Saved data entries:
□ □ □ □ □
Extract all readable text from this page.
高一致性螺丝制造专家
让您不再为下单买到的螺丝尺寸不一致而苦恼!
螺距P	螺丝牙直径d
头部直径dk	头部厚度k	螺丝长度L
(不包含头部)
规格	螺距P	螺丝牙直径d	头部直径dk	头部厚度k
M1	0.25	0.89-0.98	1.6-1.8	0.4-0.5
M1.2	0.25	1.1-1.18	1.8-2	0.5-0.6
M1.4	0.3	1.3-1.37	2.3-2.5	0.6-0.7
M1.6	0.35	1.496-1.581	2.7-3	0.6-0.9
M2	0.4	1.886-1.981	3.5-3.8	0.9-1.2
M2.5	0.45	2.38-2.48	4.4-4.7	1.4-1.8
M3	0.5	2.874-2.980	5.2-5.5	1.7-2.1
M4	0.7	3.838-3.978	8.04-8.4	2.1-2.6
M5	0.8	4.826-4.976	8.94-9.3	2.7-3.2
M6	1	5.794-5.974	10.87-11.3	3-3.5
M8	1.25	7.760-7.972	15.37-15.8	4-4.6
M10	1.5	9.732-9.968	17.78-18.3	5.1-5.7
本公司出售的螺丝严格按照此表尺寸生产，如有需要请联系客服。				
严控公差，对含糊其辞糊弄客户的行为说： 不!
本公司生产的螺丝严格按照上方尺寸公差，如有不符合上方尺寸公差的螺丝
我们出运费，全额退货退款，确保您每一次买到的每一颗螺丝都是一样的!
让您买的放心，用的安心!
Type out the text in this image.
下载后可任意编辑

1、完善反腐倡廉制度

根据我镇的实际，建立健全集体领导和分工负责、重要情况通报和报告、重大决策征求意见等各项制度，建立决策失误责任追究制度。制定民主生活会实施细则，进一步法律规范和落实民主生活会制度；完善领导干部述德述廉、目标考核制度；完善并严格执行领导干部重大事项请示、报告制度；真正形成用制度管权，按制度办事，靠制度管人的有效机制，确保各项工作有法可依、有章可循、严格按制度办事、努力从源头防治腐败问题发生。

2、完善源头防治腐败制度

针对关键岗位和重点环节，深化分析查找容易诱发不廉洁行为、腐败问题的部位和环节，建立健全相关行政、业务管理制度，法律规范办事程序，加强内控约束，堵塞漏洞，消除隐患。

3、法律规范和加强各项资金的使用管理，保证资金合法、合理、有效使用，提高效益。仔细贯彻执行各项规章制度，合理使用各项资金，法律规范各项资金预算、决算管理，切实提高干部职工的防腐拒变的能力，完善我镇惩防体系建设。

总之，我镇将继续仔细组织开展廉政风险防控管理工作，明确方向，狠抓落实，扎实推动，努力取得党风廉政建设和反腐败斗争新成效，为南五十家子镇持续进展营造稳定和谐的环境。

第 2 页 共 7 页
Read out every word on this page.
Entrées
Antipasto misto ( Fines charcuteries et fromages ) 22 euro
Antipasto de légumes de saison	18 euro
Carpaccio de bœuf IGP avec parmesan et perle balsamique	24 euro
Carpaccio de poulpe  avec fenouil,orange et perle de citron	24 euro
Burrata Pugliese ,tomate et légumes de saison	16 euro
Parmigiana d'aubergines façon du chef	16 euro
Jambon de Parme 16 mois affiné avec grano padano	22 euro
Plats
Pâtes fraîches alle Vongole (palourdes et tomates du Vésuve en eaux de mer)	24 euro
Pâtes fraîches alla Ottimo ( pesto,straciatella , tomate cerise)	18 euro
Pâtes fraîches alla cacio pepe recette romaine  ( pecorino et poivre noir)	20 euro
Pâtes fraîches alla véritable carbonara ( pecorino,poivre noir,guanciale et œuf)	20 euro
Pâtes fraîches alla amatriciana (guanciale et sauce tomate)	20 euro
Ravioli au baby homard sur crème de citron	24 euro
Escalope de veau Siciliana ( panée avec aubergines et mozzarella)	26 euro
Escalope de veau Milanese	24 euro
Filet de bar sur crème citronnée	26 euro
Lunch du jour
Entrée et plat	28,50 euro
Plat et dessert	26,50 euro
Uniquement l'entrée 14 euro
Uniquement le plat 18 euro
□ □ □ □ □
Stated problem
From the entries above, copy out every line where the string "fraîches" appears.

Answer for this exercise
Pâtes fraîches alle Vongole (palourdes et tomates du Vésuve en eaux de mer)	24 euro
Pâtes fraîches alla Ottimo ( pesto,straciatella , tomate cerise)	18 euro
Pâtes fraîches alla cacio pepe recette romaine  ( pecorino et poivre noir)	20 euro
Pâtes fraîches alla véritable carbonara ( pecorino,poivre noir,guanciale et œuf)	20 euro
Pâtes fraîches alla amatriciana (guanciale et sauce tomate)	20 euro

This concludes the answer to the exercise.